COSA SI RICHIEDE
Ricopia integralmente ogni riga dei record, senza alcuna modifica.

___ MATERIALE ESTRATTO ___

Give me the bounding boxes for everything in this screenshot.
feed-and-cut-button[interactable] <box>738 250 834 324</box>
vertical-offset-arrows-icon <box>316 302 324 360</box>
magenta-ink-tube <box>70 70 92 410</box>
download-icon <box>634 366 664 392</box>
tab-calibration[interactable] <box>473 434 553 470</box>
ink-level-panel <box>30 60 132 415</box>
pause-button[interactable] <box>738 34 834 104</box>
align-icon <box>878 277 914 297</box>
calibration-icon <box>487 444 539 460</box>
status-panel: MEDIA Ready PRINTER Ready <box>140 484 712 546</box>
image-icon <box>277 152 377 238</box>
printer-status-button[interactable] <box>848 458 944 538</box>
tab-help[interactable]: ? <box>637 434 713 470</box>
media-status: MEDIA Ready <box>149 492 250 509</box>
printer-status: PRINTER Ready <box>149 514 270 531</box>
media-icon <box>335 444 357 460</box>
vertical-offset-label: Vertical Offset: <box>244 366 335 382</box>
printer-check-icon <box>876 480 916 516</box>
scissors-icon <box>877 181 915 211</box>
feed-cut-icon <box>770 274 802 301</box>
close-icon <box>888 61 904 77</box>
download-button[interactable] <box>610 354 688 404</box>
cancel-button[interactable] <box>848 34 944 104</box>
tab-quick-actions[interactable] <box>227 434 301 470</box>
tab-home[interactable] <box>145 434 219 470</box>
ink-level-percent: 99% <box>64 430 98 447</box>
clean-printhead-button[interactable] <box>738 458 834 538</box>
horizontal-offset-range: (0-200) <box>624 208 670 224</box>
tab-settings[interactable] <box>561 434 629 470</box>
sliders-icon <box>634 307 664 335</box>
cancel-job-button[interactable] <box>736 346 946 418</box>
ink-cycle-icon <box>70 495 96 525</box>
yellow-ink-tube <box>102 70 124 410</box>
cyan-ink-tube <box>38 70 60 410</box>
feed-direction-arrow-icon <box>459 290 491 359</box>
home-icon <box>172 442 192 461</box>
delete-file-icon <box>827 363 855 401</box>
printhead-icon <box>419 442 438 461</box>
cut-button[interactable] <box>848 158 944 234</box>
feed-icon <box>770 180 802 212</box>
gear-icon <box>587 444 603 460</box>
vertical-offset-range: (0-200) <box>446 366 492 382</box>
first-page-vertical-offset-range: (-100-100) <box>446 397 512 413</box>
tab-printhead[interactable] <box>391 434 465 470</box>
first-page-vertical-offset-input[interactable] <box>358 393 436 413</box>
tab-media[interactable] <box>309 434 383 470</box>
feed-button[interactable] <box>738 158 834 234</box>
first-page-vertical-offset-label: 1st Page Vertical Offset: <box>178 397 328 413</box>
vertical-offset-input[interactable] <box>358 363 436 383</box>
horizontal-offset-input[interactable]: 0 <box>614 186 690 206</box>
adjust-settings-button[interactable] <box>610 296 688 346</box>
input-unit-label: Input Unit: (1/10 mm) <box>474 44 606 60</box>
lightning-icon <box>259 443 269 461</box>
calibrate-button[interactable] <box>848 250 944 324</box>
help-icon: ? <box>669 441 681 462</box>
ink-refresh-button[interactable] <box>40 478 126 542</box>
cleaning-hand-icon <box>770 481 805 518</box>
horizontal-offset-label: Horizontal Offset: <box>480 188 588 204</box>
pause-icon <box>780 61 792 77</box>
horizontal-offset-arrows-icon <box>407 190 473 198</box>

___

SOLUZIONE SCRITTA
Give me the bounding boxes for everything in this screenshot.
feed-and-cut-button[interactable] <box>738 250 834 324</box>
vertical-offset-arrows-icon <box>316 302 324 360</box>
magenta-ink-tube <box>70 70 92 410</box>
download-icon <box>634 366 664 392</box>
tab-calibration[interactable] <box>473 434 553 470</box>
ink-level-panel <box>30 60 132 415</box>
pause-button[interactable] <box>738 34 834 104</box>
align-icon <box>878 277 914 297</box>
calibration-icon <box>487 444 539 460</box>
status-panel: MEDIA Ready PRINTER Ready <box>140 484 712 546</box>
image-icon <box>277 152 377 238</box>
printer-status-button[interactable] <box>848 458 944 538</box>
tab-help[interactable]: ? <box>637 434 713 470</box>
media-status: MEDIA Ready <box>149 492 250 509</box>
printer-status: PRINTER Ready <box>149 514 270 531</box>
media-icon <box>335 444 357 460</box>
vertical-offset-label: Vertical Offset: <box>244 366 335 382</box>
printer-check-icon <box>876 480 916 516</box>
scissors-icon <box>877 181 915 211</box>
feed-cut-icon <box>770 274 802 301</box>
close-icon <box>888 61 904 77</box>
download-button[interactable] <box>610 354 688 404</box>
cancel-button[interactable] <box>848 34 944 104</box>
tab-quick-actions[interactable] <box>227 434 301 470</box>
tab-home[interactable] <box>145 434 219 470</box>
ink-level-percent: 99% <box>64 430 98 447</box>
clean-printhead-button[interactable] <box>738 458 834 538</box>
horizontal-offset-range: (0-200) <box>624 208 670 224</box>
tab-settings[interactable] <box>561 434 629 470</box>
sliders-icon <box>634 307 664 335</box>
cancel-job-button[interactable] <box>736 346 946 418</box>
ink-cycle-icon <box>70 495 96 525</box>
yellow-ink-tube <box>102 70 124 410</box>
cyan-ink-tube <box>38 70 60 410</box>
feed-direction-arrow-icon <box>459 290 491 359</box>
home-icon <box>172 442 192 461</box>
delete-file-icon <box>827 363 855 401</box>
printhead-icon <box>419 442 438 461</box>
cut-button[interactable] <box>848 158 944 234</box>
feed-icon <box>770 180 802 212</box>
gear-icon <box>587 444 603 460</box>
vertical-offset-range: (0-200) <box>446 366 492 382</box>
first-page-vertical-offset-range: (-100-100) <box>446 397 512 413</box>
tab-printhead[interactable] <box>391 434 465 470</box>
first-page-vertical-offset-input[interactable] <box>358 393 436 413</box>
tab-media[interactable] <box>309 434 383 470</box>
feed-button[interactable] <box>738 158 834 234</box>
first-page-vertical-offset-label: 1st Page Vertical Offset: <box>178 397 328 413</box>
vertical-offset-input[interactable] <box>358 363 436 383</box>
horizontal-offset-input[interactable]: 0 <box>614 186 690 206</box>
adjust-settings-button[interactable] <box>610 296 688 346</box>
input-unit-label: Input Unit: (1/10 mm) <box>474 44 606 60</box>
lightning-icon <box>259 443 269 461</box>
calibrate-button[interactable] <box>848 250 944 324</box>
help-icon: ? <box>669 441 681 462</box>
ink-refresh-button[interactable] <box>40 478 126 542</box>
cleaning-hand-icon <box>770 481 805 518</box>
horizontal-offset-label: Horizontal Offset: <box>480 188 588 204</box>
pause-icon <box>780 61 792 77</box>
horizontal-offset-arrows-icon <box>407 190 473 198</box>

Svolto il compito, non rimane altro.